_Prompt 1_
Please list each area the COP27 article names as receiving the rewards of a low carbon economy.
_Prompt 2_
Write a continuation of the COP27 article that picks up after its final sentence.

_Source document_
╭──

As COP27 comes to an end, UK climate leadership must not
4 min read
As COP27 draws to a close, we should recognise the historic breakthrough made in agreeing to set up a fund to assist vulnerable nations hit by climate disasters.
As every COP and every international conference teaches us, however, words and communiques are the beginning and not the end of delivering real-world progress.
The next, more difficult, step will be agreeing how the world can come together to fund this and, crucially, how we can resurrect global ambitions for reducing the emissions that is causing this damage in the first place.
Right now, parliamentarians have a large in-tray of domestic concerns and economic challenges to deal with. Despite these pressing concerns, many members across both houses and all parties remain committed to working together to deliver on our net zero and nature targets.
We must turn our climate and nature commitments into ambitious but practical policies
We do this because it is our collective duty to play our part in leading and inspiring change across all levels of society and business to deliver on the global commitments reached.
But also because achieving a low carbon economy presents us with solutions to tackle today’s cost of living and energy crisis and because the rewards will be enormous – for competitiveness, growth, security, health outcomes, skills, jobs and the wellbeing of current and future generations.
However, discussions at Sharm El-Sheikh brought into sharp focus that whilst the destination we are aiming for may be the same, the challenges we face as individual countries to respond to the climate crisis are not.
While United Kingdom legislators focus on the potential of a green economy, for legislators in other countries, their focus is on survival and managing the devastating impacts of climate change they are facing in the here and now.

╰──

_Records provided_
╭──

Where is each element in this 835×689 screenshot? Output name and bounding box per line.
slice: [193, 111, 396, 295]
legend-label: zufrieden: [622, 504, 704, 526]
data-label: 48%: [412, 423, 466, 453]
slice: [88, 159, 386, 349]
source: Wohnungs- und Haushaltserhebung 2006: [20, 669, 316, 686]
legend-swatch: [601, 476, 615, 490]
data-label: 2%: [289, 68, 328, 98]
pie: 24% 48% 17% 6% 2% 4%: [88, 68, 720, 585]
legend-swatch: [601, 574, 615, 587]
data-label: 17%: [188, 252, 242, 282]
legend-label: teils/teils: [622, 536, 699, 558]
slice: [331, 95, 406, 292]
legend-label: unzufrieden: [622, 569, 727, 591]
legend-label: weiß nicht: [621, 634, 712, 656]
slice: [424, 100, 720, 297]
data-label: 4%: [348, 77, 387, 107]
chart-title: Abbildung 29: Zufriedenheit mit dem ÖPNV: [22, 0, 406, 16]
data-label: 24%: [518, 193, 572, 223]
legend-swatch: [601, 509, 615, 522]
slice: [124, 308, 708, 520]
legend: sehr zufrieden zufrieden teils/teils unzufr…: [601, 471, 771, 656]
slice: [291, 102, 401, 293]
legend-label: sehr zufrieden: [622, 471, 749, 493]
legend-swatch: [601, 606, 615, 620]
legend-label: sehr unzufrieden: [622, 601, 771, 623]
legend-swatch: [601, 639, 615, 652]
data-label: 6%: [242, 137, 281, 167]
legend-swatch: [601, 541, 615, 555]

╰──

_Task response 1_
- Competitiveness
- Growth
- Security
- Health outcomes
- Skills
- Jobs
- The wellbeing of current and future generations

_Task response 2_
Every country will have to meet its own unique climate challenges and plot its own pathways out of the crisis. But in the UK, we need not only a national but an international response, developing tools and technologies that can be used not only in the UK but shared with other countries who we can both support and from whom we can learn.
As the first nation to industrialise, our historic emissions place us in the top ten polluting countries globally and together with our continuing high rates of consumption as a nation make it clear we have a moral responsibility to support countries most at risk, and to deliver on and develop new initiatives for financing climate adaptation and decarbonisation on a global scale.
Al Gore observed at the Summit that political will is itself a renewable resource. It is a neat metaphor, but we now need the machinery of government to pipe that resource through every department of Whitehall and make good on the Prime Minister’s promise to ensure UK climate leadership “pervades all aspects of government now”.
This is urgently needed, because in the UK we cannot yet claim to have our own house in order, despite having had legislation in place since 2008 that binds us to delivering net-zero emissions by 2050.
Just as the Climate Change Act led the world, we have an opportunity to set further policy and legislative blueprints to help speed a clean and fair transition for every sector at home and globally.
We are now a quarter of the way into a decade in which we must turn our climate and nature commitments into ambitious but practical policies if we are going to avoid the most severe and irreversible consequences of climate change.
The public understand the need to move faster, with polls consistently underlining their desire for the UK to show leadership. They see our global role in driving change as a source of national pride, as well as an enormous opportunity for prosperity and wellbeing.
The role of parliamentarians and their work has never been more important in supporting government in its duty to lead. The scrutiny we provide and the choices we make will underpin and shape the task and success of delivery.
Mario Cuomo famously said that politicians campaign in poetry but govern in prose: It is easy to use inspiring language to make the case for saving the world – but now, the detailed task that transforms rhetoric into policy reality must take centre stage.
Baroness Hayman, Crossbench peer and co-chair of Peers for the Planet.